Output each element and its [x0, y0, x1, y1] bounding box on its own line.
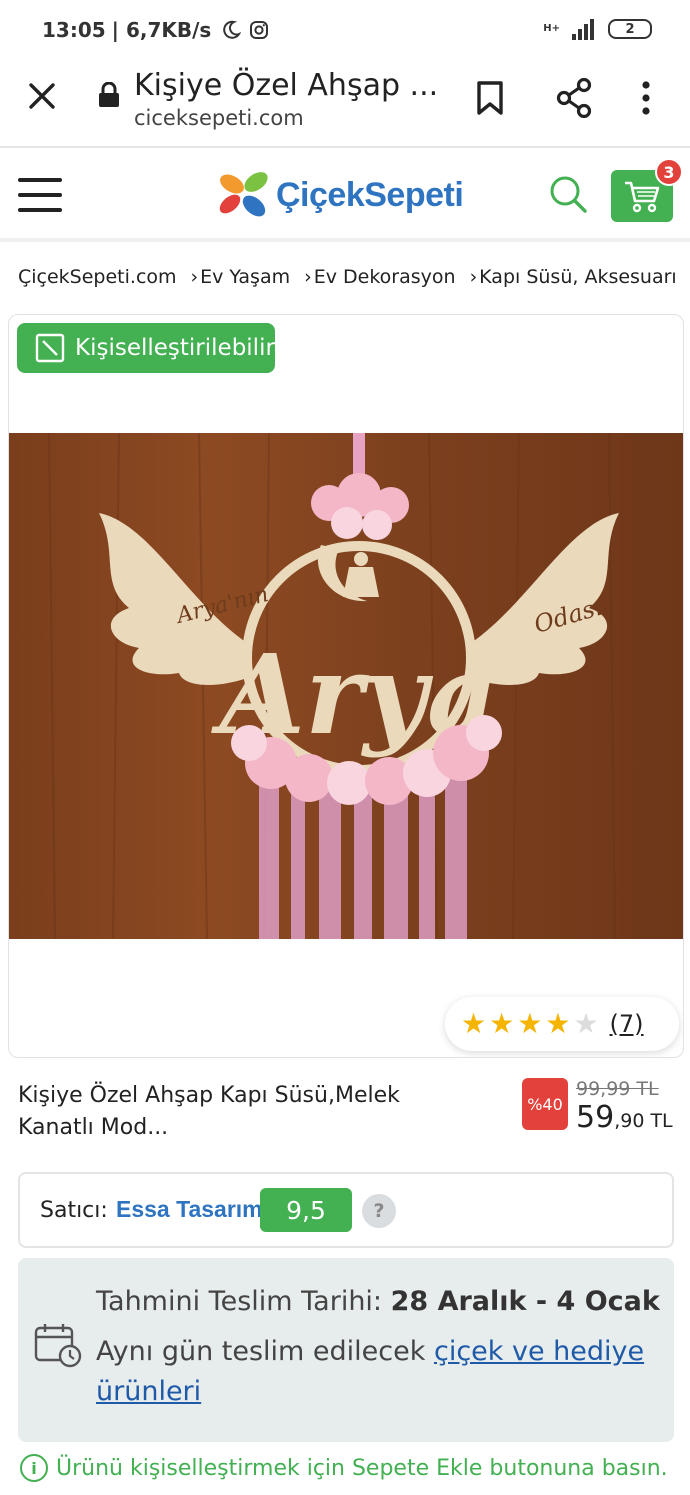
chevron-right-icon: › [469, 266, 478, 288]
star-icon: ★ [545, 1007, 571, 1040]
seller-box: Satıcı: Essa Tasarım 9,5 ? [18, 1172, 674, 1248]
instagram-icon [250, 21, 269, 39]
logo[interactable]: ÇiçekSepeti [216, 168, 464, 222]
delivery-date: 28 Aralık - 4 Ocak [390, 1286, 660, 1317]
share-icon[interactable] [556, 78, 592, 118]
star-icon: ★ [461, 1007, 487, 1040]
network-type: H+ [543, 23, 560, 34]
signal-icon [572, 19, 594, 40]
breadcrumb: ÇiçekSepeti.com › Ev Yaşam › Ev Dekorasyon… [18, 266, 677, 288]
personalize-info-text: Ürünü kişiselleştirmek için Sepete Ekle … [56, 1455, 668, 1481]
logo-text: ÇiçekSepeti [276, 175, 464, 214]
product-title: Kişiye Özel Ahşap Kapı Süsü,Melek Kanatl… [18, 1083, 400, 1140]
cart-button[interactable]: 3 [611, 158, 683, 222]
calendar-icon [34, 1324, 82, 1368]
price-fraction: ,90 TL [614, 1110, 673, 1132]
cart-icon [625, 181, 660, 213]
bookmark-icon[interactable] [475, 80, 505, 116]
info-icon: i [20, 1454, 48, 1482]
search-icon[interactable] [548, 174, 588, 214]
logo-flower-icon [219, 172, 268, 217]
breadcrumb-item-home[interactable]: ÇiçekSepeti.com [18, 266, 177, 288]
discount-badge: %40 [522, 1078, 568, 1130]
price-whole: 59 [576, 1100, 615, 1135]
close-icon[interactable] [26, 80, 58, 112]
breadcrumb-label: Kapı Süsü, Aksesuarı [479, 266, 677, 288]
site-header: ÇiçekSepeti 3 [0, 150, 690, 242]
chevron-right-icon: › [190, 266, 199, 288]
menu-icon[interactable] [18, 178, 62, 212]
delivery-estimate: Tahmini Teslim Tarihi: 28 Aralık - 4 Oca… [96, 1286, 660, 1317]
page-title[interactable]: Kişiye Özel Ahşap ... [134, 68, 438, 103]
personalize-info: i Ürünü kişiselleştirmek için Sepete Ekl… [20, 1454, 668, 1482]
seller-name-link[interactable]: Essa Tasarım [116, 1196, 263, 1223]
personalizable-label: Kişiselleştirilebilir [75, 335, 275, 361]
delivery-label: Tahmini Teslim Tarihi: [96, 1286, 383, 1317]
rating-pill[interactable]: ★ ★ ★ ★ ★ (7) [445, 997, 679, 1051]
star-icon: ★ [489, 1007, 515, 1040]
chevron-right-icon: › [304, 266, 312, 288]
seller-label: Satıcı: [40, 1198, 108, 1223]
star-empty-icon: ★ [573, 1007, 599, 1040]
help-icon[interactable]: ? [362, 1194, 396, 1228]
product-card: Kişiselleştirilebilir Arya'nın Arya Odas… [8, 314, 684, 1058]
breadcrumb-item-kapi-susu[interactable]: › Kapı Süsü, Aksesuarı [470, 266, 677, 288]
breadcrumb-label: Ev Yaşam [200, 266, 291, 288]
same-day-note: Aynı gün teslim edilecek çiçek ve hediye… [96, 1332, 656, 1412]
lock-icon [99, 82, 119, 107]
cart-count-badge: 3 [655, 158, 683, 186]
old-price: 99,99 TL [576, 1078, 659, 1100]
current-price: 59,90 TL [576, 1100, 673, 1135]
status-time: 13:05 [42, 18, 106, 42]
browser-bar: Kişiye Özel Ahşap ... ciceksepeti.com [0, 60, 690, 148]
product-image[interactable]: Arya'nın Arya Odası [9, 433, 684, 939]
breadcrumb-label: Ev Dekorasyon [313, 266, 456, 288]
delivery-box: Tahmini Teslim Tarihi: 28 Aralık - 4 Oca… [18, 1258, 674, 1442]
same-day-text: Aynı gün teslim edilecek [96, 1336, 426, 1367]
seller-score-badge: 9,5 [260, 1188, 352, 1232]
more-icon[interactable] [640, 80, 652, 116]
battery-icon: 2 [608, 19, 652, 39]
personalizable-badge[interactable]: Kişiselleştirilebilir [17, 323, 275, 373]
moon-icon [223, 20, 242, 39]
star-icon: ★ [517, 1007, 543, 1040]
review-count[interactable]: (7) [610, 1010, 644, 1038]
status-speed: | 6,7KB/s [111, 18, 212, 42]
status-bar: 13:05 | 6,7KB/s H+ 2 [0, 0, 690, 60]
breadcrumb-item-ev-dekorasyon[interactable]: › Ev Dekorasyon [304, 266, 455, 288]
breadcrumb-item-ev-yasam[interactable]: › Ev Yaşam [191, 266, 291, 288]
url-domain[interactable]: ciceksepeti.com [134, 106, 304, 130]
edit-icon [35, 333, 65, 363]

==

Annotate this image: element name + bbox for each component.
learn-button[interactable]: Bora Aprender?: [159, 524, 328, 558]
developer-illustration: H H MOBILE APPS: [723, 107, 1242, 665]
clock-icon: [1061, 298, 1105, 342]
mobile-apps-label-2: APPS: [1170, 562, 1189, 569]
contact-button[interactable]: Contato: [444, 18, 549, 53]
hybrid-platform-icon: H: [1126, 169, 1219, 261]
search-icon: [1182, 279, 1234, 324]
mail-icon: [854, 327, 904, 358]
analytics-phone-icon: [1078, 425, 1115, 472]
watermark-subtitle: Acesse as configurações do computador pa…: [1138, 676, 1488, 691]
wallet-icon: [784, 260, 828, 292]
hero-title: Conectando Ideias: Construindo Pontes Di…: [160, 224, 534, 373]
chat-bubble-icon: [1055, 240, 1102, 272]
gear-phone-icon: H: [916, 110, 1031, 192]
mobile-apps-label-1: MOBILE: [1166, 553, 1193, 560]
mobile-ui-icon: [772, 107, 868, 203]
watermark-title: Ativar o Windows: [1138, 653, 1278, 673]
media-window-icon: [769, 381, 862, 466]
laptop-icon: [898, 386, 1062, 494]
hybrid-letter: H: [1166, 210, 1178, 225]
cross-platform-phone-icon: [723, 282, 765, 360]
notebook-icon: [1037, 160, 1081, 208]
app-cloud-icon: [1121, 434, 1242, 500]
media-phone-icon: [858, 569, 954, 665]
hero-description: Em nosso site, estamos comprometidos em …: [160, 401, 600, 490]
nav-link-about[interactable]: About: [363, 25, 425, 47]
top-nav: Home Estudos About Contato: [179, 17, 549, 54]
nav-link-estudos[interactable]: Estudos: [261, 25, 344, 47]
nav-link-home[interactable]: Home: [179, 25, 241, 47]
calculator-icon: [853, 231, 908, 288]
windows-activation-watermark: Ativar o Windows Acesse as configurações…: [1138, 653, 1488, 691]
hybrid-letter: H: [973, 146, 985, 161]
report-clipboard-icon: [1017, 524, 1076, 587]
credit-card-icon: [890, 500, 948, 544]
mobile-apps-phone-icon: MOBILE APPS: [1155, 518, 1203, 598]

---

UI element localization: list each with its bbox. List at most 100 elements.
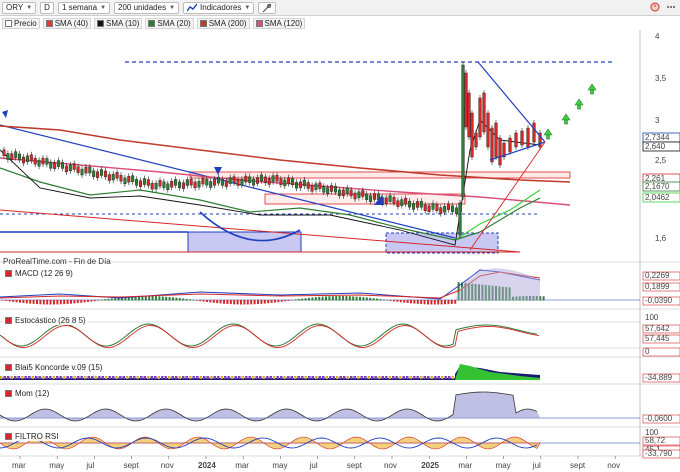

Task description
Put the records above that begin with the line containing "Annotate this image: element" and end with the line containing "report-clipboard-icon: [1017, 524, 1076, 587]", both included, into a numbered list with blank lines left out.

Answer to the task
1. Annotate this image: element name + bbox for each component.
2. learn-button[interactable]: Bora Aprender?: [159, 524, 328, 558]
3. developer-illustration: H H MOBILE APPS: [723, 107, 1242, 665]
4. clock-icon: [1061, 298, 1105, 342]
5. mobile-apps-label-2: APPS: [1170, 562, 1189, 569]
6. contact-button[interactable]: Contato: [444, 18, 549, 53]
7. hybrid-platform-icon: H: [1126, 169, 1219, 261]
8. search-icon: [1182, 279, 1234, 324]
9. mail-icon: [854, 327, 904, 358]
10. analytics-phone-icon: [1078, 425, 1115, 472]
11. watermark-subtitle: Acesse as configurações do computador pa…: [1138, 676, 1488, 691]
12. wallet-icon: [784, 260, 828, 292]
13. hero-title: Conectando Ideias: Construindo Pontes Di…: [160, 224, 534, 373]
14. chat-bubble-icon: [1055, 240, 1102, 272]
15. gear-phone-icon: H: [916, 110, 1031, 192]
16. mobile-apps-label-1: MOBILE: [1166, 553, 1193, 560]
17. mobile-ui-icon: [772, 107, 868, 203]
18. watermark-title: Ativar o Windows: [1138, 653, 1278, 673]
19. media-window-icon: [769, 381, 862, 466]
20. laptop-icon: [898, 386, 1062, 494]
21. hybrid-letter: H: [1166, 210, 1178, 225]
22. cross-platform-phone-icon: [723, 282, 765, 360]
23. notebook-icon: [1037, 160, 1081, 208]
24. app-cloud-icon: [1121, 434, 1242, 500]
25. media-phone-icon: [858, 569, 954, 665]
26. hero-description: Em nosso site, estamos comprometidos em …: [160, 401, 600, 490]
27. nav-link-about[interactable]: About: [363, 25, 425, 47]
28. top-nav: Home Estudos About Contato: [179, 17, 549, 54]
29. nav-link-estudos[interactable]: Estudos: [261, 25, 344, 47]
30. nav-link-home[interactable]: Home: [179, 25, 241, 47]
31. calculator-icon: [853, 231, 908, 288]
32. windows-activation-watermark: Ativar o Windows Acesse as configurações…: [1138, 653, 1488, 691]
33. hybrid-letter: H: [973, 146, 985, 161]
34. report-clipboard-icon: [1017, 524, 1076, 587]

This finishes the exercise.